-- Start of SUPPLIED MATERIAL --
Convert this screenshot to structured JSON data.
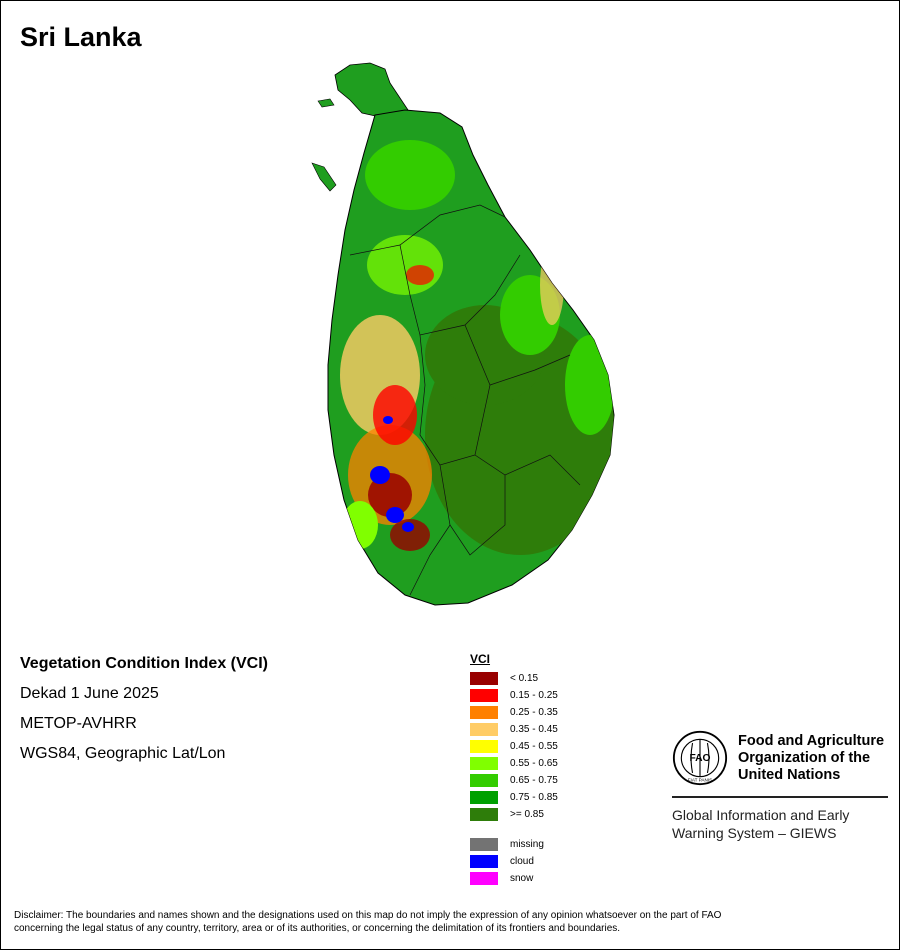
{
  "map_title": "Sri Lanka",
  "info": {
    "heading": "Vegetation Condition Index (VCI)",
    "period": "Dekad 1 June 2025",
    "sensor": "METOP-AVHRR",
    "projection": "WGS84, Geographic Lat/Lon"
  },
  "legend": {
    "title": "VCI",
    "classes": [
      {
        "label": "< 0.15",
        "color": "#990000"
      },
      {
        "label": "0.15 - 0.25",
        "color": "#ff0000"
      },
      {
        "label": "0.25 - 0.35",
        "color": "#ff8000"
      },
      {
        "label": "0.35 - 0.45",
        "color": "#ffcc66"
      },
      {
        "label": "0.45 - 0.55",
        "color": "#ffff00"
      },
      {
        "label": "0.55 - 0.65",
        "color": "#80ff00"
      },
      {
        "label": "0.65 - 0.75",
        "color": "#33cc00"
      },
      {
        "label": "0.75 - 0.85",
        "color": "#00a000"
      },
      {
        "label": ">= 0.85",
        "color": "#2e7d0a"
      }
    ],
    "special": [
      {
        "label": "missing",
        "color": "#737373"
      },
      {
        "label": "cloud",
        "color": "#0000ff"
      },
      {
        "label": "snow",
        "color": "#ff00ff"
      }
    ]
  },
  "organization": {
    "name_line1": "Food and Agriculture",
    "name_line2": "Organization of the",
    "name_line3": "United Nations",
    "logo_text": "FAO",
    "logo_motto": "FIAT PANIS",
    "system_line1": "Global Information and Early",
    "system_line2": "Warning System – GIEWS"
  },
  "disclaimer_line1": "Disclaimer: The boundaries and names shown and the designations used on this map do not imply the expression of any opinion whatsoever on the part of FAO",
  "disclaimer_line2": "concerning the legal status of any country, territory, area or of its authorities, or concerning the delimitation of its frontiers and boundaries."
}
-- End of SUPPLIED MATERIAL --
_EXERCISE AIM:_ Without including any pictures, print each record exactly.

_OUTPUT OF THE EXERCISE:_
Convert this screenshot to structured JSON data.
{
  "map_title": "Sri Lanka",
  "info": {
    "heading": "Vegetation Condition Index (VCI)",
    "period": "Dekad 1 June 2025",
    "sensor": "METOP-AVHRR",
    "projection": "WGS84, Geographic Lat/Lon"
  },
  "legend": {
    "title": "VCI",
    "classes": [
      {
        "label": "< 0.15",
        "color": "#990000"
      },
      {
        "label": "0.15 - 0.25",
        "color": "#ff0000"
      },
      {
        "label": "0.25 - 0.35",
        "color": "#ff8000"
      },
      {
        "label": "0.35 - 0.45",
        "color": "#ffcc66"
      },
      {
        "label": "0.45 - 0.55",
        "color": "#ffff00"
      },
      {
        "label": "0.55 - 0.65",
        "color": "#80ff00"
      },
      {
        "label": "0.65 - 0.75",
        "color": "#33cc00"
      },
      {
        "label": "0.75 - 0.85",
        "color": "#00a000"
      },
      {
        "label": ">= 0.85",
        "color": "#2e7d0a"
      }
    ],
    "special": [
      {
        "label": "missing",
        "color": "#737373"
      },
      {
        "label": "cloud",
        "color": "#0000ff"
      },
      {
        "label": "snow",
        "color": "#ff00ff"
      }
    ]
  },
  "organization": {
    "name_line1": "Food and Agriculture",
    "name_line2": "Organization of the",
    "name_line3": "United Nations",
    "logo_text": "FAO",
    "logo_motto": "FIAT PANIS",
    "system_line1": "Global Information and Early",
    "system_line2": "Warning System – GIEWS"
  },
  "disclaimer_line1": "Disclaimer: The boundaries and names shown and the designations used on this map do not imply the expression of any opinion whatsoever on the part of FAO",
  "disclaimer_line2": "concerning the legal status of any country, territory, area or of its authorities, or concerning the delimitation of its frontiers and boundaries."
}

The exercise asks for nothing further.